─── Data supplied
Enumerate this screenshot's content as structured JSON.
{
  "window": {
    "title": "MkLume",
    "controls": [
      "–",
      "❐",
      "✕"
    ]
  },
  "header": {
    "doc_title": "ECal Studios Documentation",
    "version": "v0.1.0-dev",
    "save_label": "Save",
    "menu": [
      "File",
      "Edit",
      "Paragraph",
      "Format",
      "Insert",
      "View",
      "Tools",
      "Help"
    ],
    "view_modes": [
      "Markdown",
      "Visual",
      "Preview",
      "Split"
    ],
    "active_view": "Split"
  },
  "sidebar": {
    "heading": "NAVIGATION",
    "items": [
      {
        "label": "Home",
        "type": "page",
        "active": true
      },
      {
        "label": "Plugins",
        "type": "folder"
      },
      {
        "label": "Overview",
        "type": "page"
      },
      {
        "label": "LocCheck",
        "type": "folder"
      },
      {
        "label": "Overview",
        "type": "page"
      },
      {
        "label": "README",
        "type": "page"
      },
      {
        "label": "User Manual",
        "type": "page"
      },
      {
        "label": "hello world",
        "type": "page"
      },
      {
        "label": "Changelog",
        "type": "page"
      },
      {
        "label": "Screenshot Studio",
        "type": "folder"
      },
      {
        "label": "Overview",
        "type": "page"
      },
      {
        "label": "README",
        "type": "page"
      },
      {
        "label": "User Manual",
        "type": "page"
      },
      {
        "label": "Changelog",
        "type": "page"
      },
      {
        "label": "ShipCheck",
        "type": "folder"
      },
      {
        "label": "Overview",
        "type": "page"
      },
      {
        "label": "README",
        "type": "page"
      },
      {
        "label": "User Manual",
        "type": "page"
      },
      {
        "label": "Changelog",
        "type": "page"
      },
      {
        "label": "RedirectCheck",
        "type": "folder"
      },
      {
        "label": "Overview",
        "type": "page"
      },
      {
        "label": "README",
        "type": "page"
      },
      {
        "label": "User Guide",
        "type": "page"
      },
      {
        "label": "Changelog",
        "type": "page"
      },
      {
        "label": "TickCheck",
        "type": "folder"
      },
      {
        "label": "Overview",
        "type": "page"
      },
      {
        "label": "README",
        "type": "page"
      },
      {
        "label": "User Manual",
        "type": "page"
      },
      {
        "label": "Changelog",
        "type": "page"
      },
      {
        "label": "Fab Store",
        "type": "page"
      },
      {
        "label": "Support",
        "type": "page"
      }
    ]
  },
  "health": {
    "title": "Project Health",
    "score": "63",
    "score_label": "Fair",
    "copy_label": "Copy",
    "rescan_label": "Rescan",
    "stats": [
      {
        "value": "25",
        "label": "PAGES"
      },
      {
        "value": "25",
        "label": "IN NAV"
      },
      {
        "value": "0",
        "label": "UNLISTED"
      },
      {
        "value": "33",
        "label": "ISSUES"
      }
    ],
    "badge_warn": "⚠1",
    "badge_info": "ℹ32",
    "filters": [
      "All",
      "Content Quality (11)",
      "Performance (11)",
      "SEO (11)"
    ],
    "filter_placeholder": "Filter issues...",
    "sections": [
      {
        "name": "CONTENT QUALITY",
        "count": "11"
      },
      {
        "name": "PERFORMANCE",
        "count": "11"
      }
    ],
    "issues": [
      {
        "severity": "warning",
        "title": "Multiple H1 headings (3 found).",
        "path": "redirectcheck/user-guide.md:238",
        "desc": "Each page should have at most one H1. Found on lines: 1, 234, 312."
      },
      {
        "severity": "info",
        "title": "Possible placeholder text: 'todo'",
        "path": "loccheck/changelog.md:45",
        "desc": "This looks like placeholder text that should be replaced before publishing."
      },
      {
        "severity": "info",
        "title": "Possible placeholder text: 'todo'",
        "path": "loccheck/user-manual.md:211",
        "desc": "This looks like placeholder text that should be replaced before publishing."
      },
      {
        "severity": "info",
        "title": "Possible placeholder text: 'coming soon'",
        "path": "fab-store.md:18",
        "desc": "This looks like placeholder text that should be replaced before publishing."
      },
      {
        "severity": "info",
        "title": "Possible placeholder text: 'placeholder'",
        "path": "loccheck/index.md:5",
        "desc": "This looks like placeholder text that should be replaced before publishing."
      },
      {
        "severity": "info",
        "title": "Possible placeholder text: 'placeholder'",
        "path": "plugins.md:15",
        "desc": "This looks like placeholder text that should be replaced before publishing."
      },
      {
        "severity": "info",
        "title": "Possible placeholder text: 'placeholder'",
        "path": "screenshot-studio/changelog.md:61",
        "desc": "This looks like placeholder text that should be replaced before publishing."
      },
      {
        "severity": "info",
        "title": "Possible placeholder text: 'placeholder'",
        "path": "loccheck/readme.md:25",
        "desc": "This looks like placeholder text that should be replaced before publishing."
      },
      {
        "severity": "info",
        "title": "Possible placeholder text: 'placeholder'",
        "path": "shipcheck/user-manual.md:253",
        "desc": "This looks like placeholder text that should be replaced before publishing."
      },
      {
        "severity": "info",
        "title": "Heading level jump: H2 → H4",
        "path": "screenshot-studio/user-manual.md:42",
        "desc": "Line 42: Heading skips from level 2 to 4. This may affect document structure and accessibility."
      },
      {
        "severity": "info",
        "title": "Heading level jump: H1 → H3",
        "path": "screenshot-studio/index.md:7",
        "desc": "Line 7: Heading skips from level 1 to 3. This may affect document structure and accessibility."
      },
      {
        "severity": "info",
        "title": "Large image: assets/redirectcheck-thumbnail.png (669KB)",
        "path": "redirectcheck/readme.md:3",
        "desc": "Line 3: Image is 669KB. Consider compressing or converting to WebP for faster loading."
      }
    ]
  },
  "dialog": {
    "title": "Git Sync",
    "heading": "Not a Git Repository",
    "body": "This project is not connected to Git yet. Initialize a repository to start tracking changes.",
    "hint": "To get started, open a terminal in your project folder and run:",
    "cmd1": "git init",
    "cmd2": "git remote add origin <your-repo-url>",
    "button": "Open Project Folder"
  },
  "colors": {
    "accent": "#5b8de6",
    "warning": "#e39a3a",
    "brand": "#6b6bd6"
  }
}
──────
#### What you are asked to do
Return all of the above records exactly, leaving no line out.

#### Response below
Enumerate this screenshot's content as structured JSON.
{
  "window": {
    "title": "MkLume",
    "controls": [
      "–",
      "❐",
      "✕"
    ]
  },
  "header": {
    "doc_title": "ECal Studios Documentation",
    "version": "v0.1.0-dev",
    "save_label": "Save",
    "menu": [
      "File",
      "Edit",
      "Paragraph",
      "Format",
      "Insert",
      "View",
      "Tools",
      "Help"
    ],
    "view_modes": [
      "Markdown",
      "Visual",
      "Preview",
      "Split"
    ],
    "active_view": "Split"
  },
  "sidebar": {
    "heading": "NAVIGATION",
    "items": [
      {
        "label": "Home",
        "type": "page",
        "active": true
      },
      {
        "label": "Plugins",
        "type": "folder"
      },
      {
        "label": "Overview",
        "type": "page"
      },
      {
        "label": "LocCheck",
        "type": "folder"
      },
      {
        "label": "Overview",
        "type": "page"
      },
      {
        "label": "README",
        "type": "page"
      },
      {
        "label": "User Manual",
        "type": "page"
      },
      {
        "label": "hello world",
        "type": "page"
      },
      {
        "label": "Changelog",
        "type": "page"
      },
      {
        "label": "Screenshot Studio",
        "type": "folder"
      },
      {
        "label": "Overview",
        "type": "page"
      },
      {
        "label": "README",
        "type": "page"
      },
      {
        "label": "User Manual",
        "type": "page"
      },
      {
        "label": "Changelog",
        "type": "page"
      },
      {
        "label": "ShipCheck",
        "type": "folder"
      },
      {
        "label": "Overview",
        "type": "page"
      },
      {
        "label": "README",
        "type": "page"
      },
      {
        "label": "User Manual",
        "type": "page"
      },
      {
        "label": "Changelog",
        "type": "page"
      },
      {
        "label": "RedirectCheck",
        "type": "folder"
      },
      {
        "label": "Overview",
        "type": "page"
      },
      {
        "label": "README",
        "type": "page"
      },
      {
        "label": "User Guide",
        "type": "page"
      },
      {
        "label": "Changelog",
        "type": "page"
      },
      {
        "label": "TickCheck",
        "type": "folder"
      },
      {
        "label": "Overview",
        "type": "page"
      },
      {
        "label": "README",
        "type": "page"
      },
      {
        "label": "User Manual",
        "type": "page"
      },
      {
        "label": "Changelog",
        "type": "page"
      },
      {
        "label": "Fab Store",
        "type": "page"
      },
      {
        "label": "Support",
        "type": "page"
      }
    ]
  },
  "health": {
    "title": "Project Health",
    "score": "63",
    "score_label": "Fair",
    "copy_label": "Copy",
    "rescan_label": "Rescan",
    "stats": [
      {
        "value": "25",
        "label": "PAGES"
      },
      {
        "value": "25",
        "label": "IN NAV"
      },
      {
        "value": "0",
        "label": "UNLISTED"
      },
      {
        "value": "33",
        "label": "ISSUES"
      }
    ],
    "badge_warn": "⚠1",
    "badge_info": "ℹ32",
    "filters": [
      "All",
      "Content Quality (11)",
      "Performance (11)",
      "SEO (11)"
    ],
    "filter_placeholder": "Filter issues...",
    "sections": [
      {
        "name": "CONTENT QUALITY",
        "count": "11"
      },
      {
        "name": "PERFORMANCE",
        "count": "11"
      }
    ],
    "issues": [
      {
        "severity": "warning",
        "title": "Multiple H1 headings (3 found).",
        "path": "redirectcheck/user-guide.md:238",
        "desc": "Each page should have at most one H1. Found on lines: 1, 234, 312."
      },
      {
        "severity": "info",
        "title": "Possible placeholder text: 'todo'",
        "path": "loccheck/changelog.md:45",
        "desc": "This looks like placeholder text that should be replaced before publishing."
      },
      {
        "severity": "info",
        "title": "Possible placeholder text: 'todo'",
        "path": "loccheck/user-manual.md:211",
        "desc": "This looks like placeholder text that should be replaced before publishing."
      },
      {
        "severity": "info",
        "title": "Possible placeholder text: 'coming soon'",
        "path": "fab-store.md:18",
        "desc": "This looks like placeholder text that should be replaced before publishing."
      },
      {
        "severity": "info",
        "title": "Possible placeholder text: 'placeholder'",
        "path": "loccheck/index.md:5",
        "desc": "This looks like placeholder text that should be replaced before publishing."
      },
      {
        "severity": "info",
        "title": "Possible placeholder text: 'placeholder'",
        "path": "plugins.md:15",
        "desc": "This looks like placeholder text that should be replaced before publishing."
      },
      {
        "severity": "info",
        "title": "Possible placeholder text: 'placeholder'",
        "path": "screenshot-studio/changelog.md:61",
        "desc": "This looks like placeholder text that should be replaced before publishing."
      },
      {
        "severity": "info",
        "title": "Possible placeholder text: 'placeholder'",
        "path": "loccheck/readme.md:25",
        "desc": "This looks like placeholder text that should be replaced before publishing."
      },
      {
        "severity": "info",
        "title": "Possible placeholder text: 'placeholder'",
        "path": "shipcheck/user-manual.md:253",
        "desc": "This looks like placeholder text that should be replaced before publishing."
      },
      {
        "severity": "info",
        "title": "Heading level jump: H2 → H4",
        "path": "screenshot-studio/user-manual.md:42",
        "desc": "Line 42: Heading skips from level 2 to 4. This may affect document structure and accessibility."
      },
      {
        "severity": "info",
        "title": "Heading level jump: H1 → H3",
        "path": "screenshot-studio/index.md:7",
        "desc": "Line 7: Heading skips from level 1 to 3. This may affect document structure and accessibility."
      },
      {
        "severity": "info",
        "title": "Large image: assets/redirectcheck-thumbnail.png (669KB)",
        "path": "redirectcheck/readme.md:3",
        "desc": "Line 3: Image is 669KB. Consider compressing or converting to WebP for faster loading."
      }
    ]
  },
  "dialog": {
    "title": "Git Sync",
    "heading": "Not a Git Repository",
    "body": "This project is not connected to Git yet. Initialize a repository to start tracking changes.",
    "hint": "To get started, open a terminal in your project folder and run:",
    "cmd1": "git init",
    "cmd2": "git remote add origin <your-repo-url>",
    "button": "Open Project Folder"
  },
  "colors": {
    "accent": "#5b8de6",
    "warning": "#e39a3a",
    "brand": "#6b6bd6"
  }
}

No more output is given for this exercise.